start

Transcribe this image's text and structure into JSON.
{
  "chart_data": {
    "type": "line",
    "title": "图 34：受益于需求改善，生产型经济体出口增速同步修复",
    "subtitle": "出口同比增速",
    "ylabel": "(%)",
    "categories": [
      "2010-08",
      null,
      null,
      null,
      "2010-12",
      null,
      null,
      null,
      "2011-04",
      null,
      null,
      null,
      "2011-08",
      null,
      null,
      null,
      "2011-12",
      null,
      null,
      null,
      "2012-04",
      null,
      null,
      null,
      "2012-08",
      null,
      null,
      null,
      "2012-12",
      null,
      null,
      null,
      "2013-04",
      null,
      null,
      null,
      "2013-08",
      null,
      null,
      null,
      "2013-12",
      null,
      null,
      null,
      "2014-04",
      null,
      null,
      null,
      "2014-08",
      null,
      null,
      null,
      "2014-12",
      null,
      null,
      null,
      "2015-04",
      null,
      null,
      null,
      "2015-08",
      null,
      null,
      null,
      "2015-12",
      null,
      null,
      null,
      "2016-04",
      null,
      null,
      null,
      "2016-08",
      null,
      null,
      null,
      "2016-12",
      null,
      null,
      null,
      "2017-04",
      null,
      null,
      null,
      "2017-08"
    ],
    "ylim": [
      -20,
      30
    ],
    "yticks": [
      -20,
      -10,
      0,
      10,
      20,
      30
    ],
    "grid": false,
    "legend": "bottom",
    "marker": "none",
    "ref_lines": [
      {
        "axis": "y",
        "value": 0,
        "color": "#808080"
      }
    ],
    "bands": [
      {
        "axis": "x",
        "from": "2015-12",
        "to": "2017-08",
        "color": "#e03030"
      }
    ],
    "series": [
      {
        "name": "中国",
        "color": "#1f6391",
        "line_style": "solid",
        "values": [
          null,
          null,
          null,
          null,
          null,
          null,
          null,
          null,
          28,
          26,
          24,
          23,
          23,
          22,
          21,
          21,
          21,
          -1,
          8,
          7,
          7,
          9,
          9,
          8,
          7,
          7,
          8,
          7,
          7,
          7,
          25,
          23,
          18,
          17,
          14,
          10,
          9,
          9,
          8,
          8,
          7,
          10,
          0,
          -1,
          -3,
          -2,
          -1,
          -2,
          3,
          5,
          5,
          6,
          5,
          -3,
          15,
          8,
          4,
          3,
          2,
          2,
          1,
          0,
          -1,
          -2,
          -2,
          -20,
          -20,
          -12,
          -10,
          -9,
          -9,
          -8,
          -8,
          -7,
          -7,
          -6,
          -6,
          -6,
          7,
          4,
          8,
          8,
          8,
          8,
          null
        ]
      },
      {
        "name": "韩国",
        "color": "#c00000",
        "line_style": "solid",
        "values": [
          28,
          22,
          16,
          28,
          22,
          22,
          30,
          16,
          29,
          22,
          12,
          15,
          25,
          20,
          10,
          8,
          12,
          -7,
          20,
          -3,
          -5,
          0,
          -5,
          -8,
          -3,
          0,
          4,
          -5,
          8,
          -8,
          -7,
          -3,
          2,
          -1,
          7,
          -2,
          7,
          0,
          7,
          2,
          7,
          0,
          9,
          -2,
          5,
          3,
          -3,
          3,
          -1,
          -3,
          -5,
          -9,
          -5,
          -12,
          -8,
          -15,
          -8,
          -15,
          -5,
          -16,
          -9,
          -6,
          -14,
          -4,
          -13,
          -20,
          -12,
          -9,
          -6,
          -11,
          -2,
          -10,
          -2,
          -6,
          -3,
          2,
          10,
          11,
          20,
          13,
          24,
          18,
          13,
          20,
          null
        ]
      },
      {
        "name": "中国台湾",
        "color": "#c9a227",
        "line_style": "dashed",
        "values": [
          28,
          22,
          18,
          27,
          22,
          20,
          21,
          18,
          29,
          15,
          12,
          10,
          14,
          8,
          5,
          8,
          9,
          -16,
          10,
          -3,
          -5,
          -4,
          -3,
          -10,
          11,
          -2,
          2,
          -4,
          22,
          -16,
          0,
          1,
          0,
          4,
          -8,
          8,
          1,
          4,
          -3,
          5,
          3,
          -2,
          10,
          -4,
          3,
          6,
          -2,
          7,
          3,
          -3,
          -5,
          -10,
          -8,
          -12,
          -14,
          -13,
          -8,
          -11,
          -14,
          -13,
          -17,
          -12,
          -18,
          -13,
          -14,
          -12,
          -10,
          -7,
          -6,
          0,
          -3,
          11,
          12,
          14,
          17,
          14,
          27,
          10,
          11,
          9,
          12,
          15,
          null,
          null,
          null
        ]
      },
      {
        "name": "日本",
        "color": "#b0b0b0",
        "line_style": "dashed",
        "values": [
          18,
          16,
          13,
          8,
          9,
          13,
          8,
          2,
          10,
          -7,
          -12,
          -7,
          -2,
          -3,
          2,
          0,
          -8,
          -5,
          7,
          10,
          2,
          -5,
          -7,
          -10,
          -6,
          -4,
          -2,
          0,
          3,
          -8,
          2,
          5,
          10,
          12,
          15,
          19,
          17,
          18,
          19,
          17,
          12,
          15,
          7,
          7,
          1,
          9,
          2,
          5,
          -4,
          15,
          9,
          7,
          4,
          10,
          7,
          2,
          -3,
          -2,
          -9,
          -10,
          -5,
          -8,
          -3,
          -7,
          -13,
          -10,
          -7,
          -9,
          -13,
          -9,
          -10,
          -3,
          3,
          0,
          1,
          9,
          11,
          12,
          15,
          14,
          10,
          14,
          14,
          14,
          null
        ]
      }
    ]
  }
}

end

• **What is asked**
Copy the data above in full, character for character.

• **Exercise response**
Transcribe this image's text and structure into JSON.
{
  "chart_data": {
    "type": "line",
    "title": "图 34：受益于需求改善，生产型经济体出口增速同步修复",
    "subtitle": "出口同比增速",
    "ylabel": "(%)",
    "categories": [
      "2010-08",
      null,
      null,
      null,
      "2010-12",
      null,
      null,
      null,
      "2011-04",
      null,
      null,
      null,
      "2011-08",
      null,
      null,
      null,
      "2011-12",
      null,
      null,
      null,
      "2012-04",
      null,
      null,
      null,
      "2012-08",
      null,
      null,
      null,
      "2012-12",
      null,
      null,
      null,
      "2013-04",
      null,
      null,
      null,
      "2013-08",
      null,
      null,
      null,
      "2013-12",
      null,
      null,
      null,
      "2014-04",
      null,
      null,
      null,
      "2014-08",
      null,
      null,
      null,
      "2014-12",
      null,
      null,
      null,
      "2015-04",
      null,
      null,
      null,
      "2015-08",
      null,
      null,
      null,
      "2015-12",
      null,
      null,
      null,
      "2016-04",
      null,
      null,
      null,
      "2016-08",
      null,
      null,
      null,
      "2016-12",
      null,
      null,
      null,
      "2017-04",
      null,
      null,
      null,
      "2017-08"
    ],
    "ylim": [
      -20,
      30
    ],
    "yticks": [
      -20,
      -10,
      0,
      10,
      20,
      30
    ],
    "grid": false,
    "legend": "bottom",
    "marker": "none",
    "ref_lines": [
      {
        "axis": "y",
        "value": 0,
        "color": "#808080"
      }
    ],
    "bands": [
      {
        "axis": "x",
        "from": "2015-12",
        "to": "2017-08",
        "color": "#e03030"
      }
    ],
    "series": [
      {
        "name": "中国",
        "color": "#1f6391",
        "line_style": "solid",
        "values": [
          null,
          null,
          null,
          null,
          null,
          null,
          null,
          null,
          28,
          26,
          24,
          23,
          23,
          22,
          21,
          21,
          21,
          -1,
          8,
          7,
          7,
          9,
          9,
          8,
          7,
          7,
          8,
          7,
          7,
          7,
          25,
          23,
          18,
          17,
          14,
          10,
          9,
          9,
          8,
          8,
          7,
          10,
          0,
          -1,
          -3,
          -2,
          -1,
          -2,
          3,
          5,
          5,
          6,
          5,
          -3,
          15,
          8,
          4,
          3,
          2,
          2,
          1,
          0,
          -1,
          -2,
          -2,
          -20,
          -20,
          -12,
          -10,
          -9,
          -9,
          -8,
          -8,
          -7,
          -7,
          -6,
          -6,
          -6,
          7,
          4,
          8,
          8,
          8,
          8,
          null
        ]
      },
      {
        "name": "韩国",
        "color": "#c00000",
        "line_style": "solid",
        "values": [
          28,
          22,
          16,
          28,
          22,
          22,
          30,
          16,
          29,
          22,
          12,
          15,
          25,
          20,
          10,
          8,
          12,
          -7,
          20,
          -3,
          -5,
          0,
          -5,
          -8,
          -3,
          0,
          4,
          -5,
          8,
          -8,
          -7,
          -3,
          2,
          -1,
          7,
          -2,
          7,
          0,
          7,
          2,
          7,
          0,
          9,
          -2,
          5,
          3,
          -3,
          3,
          -1,
          -3,
          -5,
          -9,
          -5,
          -12,
          -8,
          -15,
          -8,
          -15,
          -5,
          -16,
          -9,
          -6,
          -14,
          -4,
          -13,
          -20,
          -12,
          -9,
          -6,
          -11,
          -2,
          -10,
          -2,
          -6,
          -3,
          2,
          10,
          11,
          20,
          13,
          24,
          18,
          13,
          20,
          null
        ]
      },
      {
        "name": "中国台湾",
        "color": "#c9a227",
        "line_style": "dashed",
        "values": [
          28,
          22,
          18,
          27,
          22,
          20,
          21,
          18,
          29,
          15,
          12,
          10,
          14,
          8,
          5,
          8,
          9,
          -16,
          10,
          -3,
          -5,
          -4,
          -3,
          -10,
          11,
          -2,
          2,
          -4,
          22,
          -16,
          0,
          1,
          0,
          4,
          -8,
          8,
          1,
          4,
          -3,
          5,
          3,
          -2,
          10,
          -4,
          3,
          6,
          -2,
          7,
          3,
          -3,
          -5,
          -10,
          -8,
          -12,
          -14,
          -13,
          -8,
          -11,
          -14,
          -13,
          -17,
          -12,
          -18,
          -13,
          -14,
          -12,
          -10,
          -7,
          -6,
          0,
          -3,
          11,
          12,
          14,
          17,
          14,
          27,
          10,
          11,
          9,
          12,
          15,
          null,
          null,
          null
        ]
      },
      {
        "name": "日本",
        "color": "#b0b0b0",
        "line_style": "dashed",
        "values": [
          18,
          16,
          13,
          8,
          9,
          13,
          8,
          2,
          10,
          -7,
          -12,
          -7,
          -2,
          -3,
          2,
          0,
          -8,
          -5,
          7,
          10,
          2,
          -5,
          -7,
          -10,
          -6,
          -4,
          -2,
          0,
          3,
          -8,
          2,
          5,
          10,
          12,
          15,
          19,
          17,
          18,
          19,
          17,
          12,
          15,
          7,
          7,
          1,
          9,
          2,
          5,
          -4,
          15,
          9,
          7,
          4,
          10,
          7,
          2,
          -3,
          -2,
          -9,
          -10,
          -5,
          -8,
          -3,
          -7,
          -13,
          -10,
          -7,
          -9,
          -13,
          -9,
          -10,
          -3,
          3,
          0,
          1,
          9,
          11,
          12,
          15,
          14,
          10,
          14,
          14,
          14,
          null
        ]
      }
    ]
  }
}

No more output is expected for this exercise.